■ **Task 1**
For each statement below, say whether it agrees with the sqrtf128 post. Answer yes or no, and quote the words of the post that decide it.
(a) The change combines polynomial approximation with Newton-Raphson iterations.
(b) The iterations are carried out in 32-bit and 64-bit integers.
(c) Correct rounding comes from squaring the result and comparing it with the argument.
■ **Task 2**
Retype a part of the sqrtf128 post exactly, starting at "[libc-commits] [libc] [libc][math]" and ending at "Author: None (lntue)".

■ **Text segment**
____________
[libc-commits] [libc] [libc][math] Improve the performance of sqrtf128. (PR #122578)

Fri Jan 10 22:07:34 PST 2025

llvmbot wrote:




@llvm/pr-subscribers-libc

Author: None (lntue)

<details>
<summary>Changes</summary>

Use a combination of polynomial approximation and Newton-Raphson iterations in 64-bit and 128-bit integers to improve the performance of sqrtf128.  The correct rounding is provided by squaring the result and comparing it with the argument.
____________
■ **Entries shown**
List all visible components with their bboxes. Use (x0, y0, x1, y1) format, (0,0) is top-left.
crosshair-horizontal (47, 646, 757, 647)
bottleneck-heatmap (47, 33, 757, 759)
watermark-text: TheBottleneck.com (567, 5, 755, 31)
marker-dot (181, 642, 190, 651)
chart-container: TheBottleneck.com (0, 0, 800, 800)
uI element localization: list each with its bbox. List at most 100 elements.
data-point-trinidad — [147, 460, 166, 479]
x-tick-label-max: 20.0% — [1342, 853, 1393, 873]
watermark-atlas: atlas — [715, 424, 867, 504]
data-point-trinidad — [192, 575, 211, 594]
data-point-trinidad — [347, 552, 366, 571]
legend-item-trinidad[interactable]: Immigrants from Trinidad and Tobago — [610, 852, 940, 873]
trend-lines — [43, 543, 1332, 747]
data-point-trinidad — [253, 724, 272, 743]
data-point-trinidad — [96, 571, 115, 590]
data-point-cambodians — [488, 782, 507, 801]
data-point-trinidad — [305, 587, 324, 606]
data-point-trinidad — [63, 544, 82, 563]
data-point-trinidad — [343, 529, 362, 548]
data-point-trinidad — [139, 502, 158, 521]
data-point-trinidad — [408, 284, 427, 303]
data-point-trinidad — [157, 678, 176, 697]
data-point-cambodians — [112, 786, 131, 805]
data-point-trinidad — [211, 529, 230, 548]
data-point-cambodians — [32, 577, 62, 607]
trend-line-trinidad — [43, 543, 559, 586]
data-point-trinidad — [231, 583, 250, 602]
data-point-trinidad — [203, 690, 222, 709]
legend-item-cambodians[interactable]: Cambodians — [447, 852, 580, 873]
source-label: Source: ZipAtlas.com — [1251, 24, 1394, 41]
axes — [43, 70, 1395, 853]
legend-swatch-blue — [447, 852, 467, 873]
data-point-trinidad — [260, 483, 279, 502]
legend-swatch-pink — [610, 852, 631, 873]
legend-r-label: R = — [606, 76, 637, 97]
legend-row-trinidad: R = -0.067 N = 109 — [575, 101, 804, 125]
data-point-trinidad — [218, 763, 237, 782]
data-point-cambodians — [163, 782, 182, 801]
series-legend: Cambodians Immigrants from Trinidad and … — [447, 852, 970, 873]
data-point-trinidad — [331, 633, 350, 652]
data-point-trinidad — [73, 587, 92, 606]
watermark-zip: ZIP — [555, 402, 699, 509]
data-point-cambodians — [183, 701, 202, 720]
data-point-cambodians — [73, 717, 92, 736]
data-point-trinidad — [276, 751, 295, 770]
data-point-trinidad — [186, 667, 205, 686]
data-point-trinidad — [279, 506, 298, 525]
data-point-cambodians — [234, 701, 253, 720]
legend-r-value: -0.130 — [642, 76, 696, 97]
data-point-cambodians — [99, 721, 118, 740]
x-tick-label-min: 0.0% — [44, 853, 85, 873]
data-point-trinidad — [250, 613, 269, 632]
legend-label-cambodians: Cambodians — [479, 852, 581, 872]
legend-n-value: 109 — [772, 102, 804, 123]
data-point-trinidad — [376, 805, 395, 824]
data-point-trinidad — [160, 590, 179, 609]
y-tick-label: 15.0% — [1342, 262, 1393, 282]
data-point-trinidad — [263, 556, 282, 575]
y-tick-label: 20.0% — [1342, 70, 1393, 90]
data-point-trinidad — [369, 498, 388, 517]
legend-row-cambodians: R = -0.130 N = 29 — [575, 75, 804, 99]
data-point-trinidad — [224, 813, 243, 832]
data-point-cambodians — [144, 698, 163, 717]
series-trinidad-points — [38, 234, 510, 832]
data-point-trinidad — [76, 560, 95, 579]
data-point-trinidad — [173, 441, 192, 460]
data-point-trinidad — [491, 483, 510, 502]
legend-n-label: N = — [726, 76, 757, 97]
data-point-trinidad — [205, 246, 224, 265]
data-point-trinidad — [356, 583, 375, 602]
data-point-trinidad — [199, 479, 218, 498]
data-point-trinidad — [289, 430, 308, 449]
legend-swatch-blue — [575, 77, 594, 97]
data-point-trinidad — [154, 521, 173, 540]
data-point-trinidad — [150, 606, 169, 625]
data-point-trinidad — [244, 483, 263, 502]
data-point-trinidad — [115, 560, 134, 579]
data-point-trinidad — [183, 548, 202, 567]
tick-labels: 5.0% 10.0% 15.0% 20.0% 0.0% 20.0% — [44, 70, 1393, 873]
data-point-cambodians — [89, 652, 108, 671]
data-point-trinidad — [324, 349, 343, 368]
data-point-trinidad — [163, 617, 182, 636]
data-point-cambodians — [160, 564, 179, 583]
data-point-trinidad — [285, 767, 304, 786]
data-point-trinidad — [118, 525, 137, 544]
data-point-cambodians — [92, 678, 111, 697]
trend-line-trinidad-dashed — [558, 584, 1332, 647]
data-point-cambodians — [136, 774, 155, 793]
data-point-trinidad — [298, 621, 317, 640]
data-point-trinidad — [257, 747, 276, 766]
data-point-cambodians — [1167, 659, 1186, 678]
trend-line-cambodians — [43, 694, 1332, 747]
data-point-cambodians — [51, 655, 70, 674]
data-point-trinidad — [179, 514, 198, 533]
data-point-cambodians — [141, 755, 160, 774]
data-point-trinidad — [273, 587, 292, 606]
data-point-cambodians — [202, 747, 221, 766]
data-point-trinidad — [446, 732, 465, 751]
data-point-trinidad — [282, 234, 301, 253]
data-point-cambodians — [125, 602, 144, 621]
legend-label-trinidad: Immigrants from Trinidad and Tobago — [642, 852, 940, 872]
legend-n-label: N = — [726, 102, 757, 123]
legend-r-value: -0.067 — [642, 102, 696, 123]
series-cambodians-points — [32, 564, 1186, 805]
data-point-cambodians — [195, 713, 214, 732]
____________
■ **Task response 1**
(a) Yes: "Use a combination of polynomial approximation and Newton-Raphson iterations"
(b) No: "in 64-bit and 128-bit integers"
(c) Yes: "The correct rounding is provided by squaring the result and comparing it with the argument."

■ **Task response 2**
[libc-commits] [libc] [libc][math] Improve the performance of sqrtf128. (PR #122578)

Fri Jan 10 22:07:34 PST 2025

llvmbot wrote:




@llvm/pr-subscribers-libc

Author: None (lntue)